TASK OBJECTIVE
Quote the data verbatim from its first line through the line containing "x-tick-label: 1,99 <box>114 367 146 381</box>", with both end lines included.

ENTRIES
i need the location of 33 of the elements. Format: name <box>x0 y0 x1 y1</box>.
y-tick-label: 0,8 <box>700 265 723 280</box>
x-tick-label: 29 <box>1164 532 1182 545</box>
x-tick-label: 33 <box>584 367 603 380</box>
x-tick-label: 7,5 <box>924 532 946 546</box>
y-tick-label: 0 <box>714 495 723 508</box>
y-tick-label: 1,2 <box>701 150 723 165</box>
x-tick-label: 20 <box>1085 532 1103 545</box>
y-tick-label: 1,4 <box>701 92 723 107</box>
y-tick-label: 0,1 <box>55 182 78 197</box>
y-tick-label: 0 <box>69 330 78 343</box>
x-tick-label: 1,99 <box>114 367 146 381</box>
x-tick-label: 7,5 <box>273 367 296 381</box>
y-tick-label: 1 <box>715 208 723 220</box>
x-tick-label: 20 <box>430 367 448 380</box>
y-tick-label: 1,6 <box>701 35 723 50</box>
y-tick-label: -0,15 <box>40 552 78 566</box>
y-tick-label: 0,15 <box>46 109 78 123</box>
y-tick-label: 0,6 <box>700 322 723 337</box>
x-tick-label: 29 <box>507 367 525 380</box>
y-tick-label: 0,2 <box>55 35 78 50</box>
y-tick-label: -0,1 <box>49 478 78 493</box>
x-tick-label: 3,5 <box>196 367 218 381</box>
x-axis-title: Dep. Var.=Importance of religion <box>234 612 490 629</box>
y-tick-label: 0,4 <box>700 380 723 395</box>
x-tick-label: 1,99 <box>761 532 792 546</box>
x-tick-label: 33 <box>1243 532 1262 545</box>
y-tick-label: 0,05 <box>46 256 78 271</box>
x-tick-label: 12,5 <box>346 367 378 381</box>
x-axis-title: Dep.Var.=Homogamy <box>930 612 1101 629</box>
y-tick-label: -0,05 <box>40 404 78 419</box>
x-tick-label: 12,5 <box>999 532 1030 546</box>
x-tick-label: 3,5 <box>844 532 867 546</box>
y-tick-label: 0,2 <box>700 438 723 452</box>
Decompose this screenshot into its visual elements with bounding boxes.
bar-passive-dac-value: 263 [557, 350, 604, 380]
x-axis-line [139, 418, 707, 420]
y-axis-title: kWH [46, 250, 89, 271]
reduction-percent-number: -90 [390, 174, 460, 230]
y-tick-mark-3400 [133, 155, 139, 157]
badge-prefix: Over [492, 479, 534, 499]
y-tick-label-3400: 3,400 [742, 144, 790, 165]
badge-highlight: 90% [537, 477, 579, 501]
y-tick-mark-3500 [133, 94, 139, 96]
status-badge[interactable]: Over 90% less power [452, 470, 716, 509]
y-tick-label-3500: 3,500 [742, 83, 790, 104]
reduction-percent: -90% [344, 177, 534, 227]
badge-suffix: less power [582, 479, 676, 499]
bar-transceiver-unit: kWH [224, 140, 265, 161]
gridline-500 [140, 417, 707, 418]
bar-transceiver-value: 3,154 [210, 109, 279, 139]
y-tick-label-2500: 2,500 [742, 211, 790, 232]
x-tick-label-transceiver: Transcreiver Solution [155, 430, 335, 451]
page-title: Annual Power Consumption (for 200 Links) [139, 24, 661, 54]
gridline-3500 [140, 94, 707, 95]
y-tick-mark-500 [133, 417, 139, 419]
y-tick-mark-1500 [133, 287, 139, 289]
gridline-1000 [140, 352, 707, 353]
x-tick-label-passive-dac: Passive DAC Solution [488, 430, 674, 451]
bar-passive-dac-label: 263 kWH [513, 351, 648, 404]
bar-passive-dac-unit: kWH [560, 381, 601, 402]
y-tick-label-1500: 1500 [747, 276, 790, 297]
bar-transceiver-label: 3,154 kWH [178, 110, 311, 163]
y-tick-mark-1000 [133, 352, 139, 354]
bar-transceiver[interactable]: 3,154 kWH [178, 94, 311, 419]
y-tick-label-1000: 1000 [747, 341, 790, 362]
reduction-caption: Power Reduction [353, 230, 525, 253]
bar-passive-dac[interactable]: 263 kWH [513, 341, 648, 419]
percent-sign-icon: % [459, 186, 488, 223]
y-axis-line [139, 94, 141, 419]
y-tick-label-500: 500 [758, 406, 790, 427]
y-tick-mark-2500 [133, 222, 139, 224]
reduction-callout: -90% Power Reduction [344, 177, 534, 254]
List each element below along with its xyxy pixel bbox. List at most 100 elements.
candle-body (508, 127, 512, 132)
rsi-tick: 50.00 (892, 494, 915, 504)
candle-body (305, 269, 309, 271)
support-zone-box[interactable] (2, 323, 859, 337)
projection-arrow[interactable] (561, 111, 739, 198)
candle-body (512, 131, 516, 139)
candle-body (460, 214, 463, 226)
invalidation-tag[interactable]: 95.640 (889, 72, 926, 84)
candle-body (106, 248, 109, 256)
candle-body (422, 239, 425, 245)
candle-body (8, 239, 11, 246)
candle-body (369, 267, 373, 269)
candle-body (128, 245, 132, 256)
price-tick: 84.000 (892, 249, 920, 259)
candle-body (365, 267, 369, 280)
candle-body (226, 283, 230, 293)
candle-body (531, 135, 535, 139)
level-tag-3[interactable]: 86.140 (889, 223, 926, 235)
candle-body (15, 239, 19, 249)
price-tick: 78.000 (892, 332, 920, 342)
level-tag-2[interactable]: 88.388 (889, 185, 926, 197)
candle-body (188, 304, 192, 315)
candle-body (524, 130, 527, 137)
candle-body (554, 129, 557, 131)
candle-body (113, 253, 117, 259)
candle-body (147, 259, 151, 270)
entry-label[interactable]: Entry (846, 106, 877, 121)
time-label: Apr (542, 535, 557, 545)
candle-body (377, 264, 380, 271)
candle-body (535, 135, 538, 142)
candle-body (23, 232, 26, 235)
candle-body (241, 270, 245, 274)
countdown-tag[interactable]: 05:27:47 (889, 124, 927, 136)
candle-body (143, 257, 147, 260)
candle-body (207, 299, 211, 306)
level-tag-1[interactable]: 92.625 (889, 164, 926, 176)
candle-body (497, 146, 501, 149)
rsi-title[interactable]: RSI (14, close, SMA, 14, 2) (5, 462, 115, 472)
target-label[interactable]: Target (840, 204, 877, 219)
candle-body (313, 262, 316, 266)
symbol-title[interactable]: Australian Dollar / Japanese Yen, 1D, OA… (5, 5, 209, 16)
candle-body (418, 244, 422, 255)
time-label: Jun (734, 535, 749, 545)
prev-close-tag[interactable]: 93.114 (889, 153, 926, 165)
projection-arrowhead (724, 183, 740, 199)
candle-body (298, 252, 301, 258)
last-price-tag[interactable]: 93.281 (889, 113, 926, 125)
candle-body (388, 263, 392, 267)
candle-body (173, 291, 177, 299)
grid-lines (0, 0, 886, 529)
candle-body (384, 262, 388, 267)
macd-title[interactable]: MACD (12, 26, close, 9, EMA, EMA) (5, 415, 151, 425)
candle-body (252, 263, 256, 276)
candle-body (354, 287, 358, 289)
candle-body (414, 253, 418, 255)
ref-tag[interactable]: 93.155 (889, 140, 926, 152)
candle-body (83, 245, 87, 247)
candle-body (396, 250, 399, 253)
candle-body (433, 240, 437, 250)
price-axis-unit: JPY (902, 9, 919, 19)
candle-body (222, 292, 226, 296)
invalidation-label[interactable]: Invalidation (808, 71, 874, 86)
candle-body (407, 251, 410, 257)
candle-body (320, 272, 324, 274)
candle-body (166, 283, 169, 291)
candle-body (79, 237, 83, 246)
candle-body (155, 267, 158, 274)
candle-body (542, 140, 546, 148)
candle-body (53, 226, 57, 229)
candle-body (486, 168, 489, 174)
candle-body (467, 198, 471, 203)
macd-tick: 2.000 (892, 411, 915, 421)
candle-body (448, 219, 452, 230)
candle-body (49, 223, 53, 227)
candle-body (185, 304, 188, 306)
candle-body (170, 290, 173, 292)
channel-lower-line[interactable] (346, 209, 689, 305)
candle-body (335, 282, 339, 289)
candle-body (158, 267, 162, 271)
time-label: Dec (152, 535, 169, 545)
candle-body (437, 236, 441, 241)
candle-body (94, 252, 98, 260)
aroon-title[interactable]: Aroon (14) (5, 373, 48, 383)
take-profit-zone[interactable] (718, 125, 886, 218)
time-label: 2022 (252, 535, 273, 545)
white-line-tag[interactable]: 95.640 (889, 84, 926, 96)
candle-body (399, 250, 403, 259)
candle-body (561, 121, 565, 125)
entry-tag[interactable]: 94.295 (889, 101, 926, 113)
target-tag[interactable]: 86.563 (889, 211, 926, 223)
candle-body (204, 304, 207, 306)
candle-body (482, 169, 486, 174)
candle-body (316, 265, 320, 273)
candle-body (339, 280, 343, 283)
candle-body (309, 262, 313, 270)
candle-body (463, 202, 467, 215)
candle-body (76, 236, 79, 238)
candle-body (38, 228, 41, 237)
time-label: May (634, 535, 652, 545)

EXERCISE SOLUTION
i need the location of 33 of the elements. Format: name <box>x0 y0 x1 y1</box>.
y-tick-label: 0,8 <box>700 265 723 280</box>
x-tick-label: 29 <box>1164 532 1182 545</box>
x-tick-label: 33 <box>584 367 603 380</box>
x-tick-label: 7,5 <box>924 532 946 546</box>
y-tick-label: 0 <box>714 495 723 508</box>
y-tick-label: 1,2 <box>701 150 723 165</box>
x-tick-label: 20 <box>1085 532 1103 545</box>
y-tick-label: 1,4 <box>701 92 723 107</box>
y-tick-label: 0,1 <box>55 182 78 197</box>
y-tick-label: 0 <box>69 330 78 343</box>
x-tick-label: 1,99 <box>114 367 146 381</box>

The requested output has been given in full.